§ **THE REQUEST**
Review the listing and copy each line that holds the word "JSON".

>> begin MATERIAL SHOWN

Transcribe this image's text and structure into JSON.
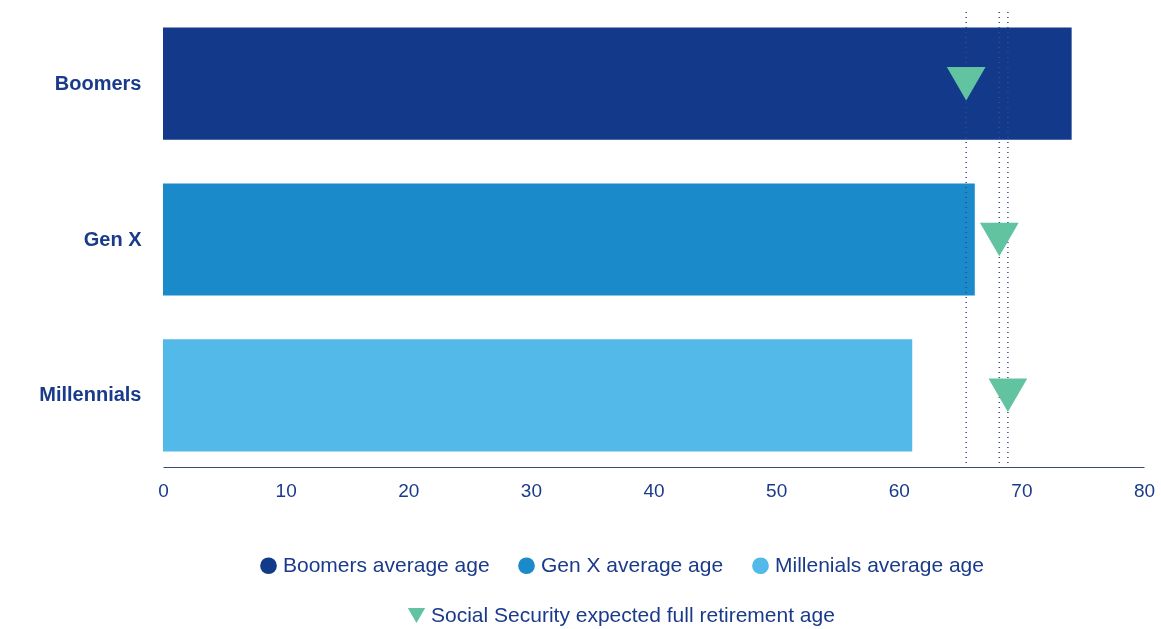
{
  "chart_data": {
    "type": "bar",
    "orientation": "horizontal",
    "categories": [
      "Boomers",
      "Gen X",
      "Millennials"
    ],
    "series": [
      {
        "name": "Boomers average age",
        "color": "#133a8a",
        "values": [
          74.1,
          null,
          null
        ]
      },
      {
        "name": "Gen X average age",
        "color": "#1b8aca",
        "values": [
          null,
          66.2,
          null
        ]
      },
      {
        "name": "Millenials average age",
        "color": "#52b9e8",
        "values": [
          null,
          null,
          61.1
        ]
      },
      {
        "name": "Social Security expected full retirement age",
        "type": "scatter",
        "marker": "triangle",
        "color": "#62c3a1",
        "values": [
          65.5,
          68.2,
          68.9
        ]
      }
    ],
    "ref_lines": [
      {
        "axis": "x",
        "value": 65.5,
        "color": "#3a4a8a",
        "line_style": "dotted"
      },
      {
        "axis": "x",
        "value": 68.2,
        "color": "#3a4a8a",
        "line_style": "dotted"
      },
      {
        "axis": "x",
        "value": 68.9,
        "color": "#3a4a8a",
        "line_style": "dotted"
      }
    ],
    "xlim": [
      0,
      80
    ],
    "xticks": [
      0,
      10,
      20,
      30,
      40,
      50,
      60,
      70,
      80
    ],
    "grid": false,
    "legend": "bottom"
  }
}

>> end MATERIAL SHOWN
>> begin MATERIAL SHOWN

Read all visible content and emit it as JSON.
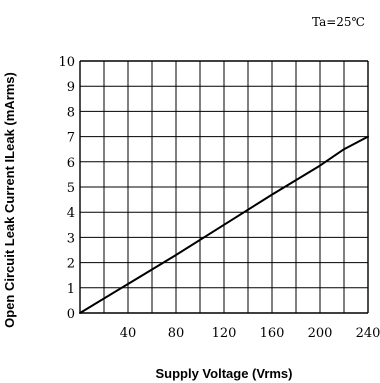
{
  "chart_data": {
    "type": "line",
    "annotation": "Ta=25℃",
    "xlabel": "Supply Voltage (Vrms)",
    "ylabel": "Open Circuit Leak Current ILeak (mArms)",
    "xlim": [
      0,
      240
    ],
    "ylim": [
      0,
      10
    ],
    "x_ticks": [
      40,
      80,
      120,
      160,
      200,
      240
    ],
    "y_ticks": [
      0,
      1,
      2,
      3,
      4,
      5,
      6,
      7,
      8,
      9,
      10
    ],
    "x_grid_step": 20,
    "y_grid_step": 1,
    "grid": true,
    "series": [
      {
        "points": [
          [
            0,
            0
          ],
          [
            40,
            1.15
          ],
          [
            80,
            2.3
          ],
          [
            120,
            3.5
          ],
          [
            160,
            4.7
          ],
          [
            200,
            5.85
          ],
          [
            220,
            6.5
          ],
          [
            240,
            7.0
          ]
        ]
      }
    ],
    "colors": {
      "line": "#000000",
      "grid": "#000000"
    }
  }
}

>> end MATERIAL SHOWN

§ **OUTPUT OF THE TASK**
Transcribe this image's text and structure into JSON.
Read all visible content and emit it as JSON.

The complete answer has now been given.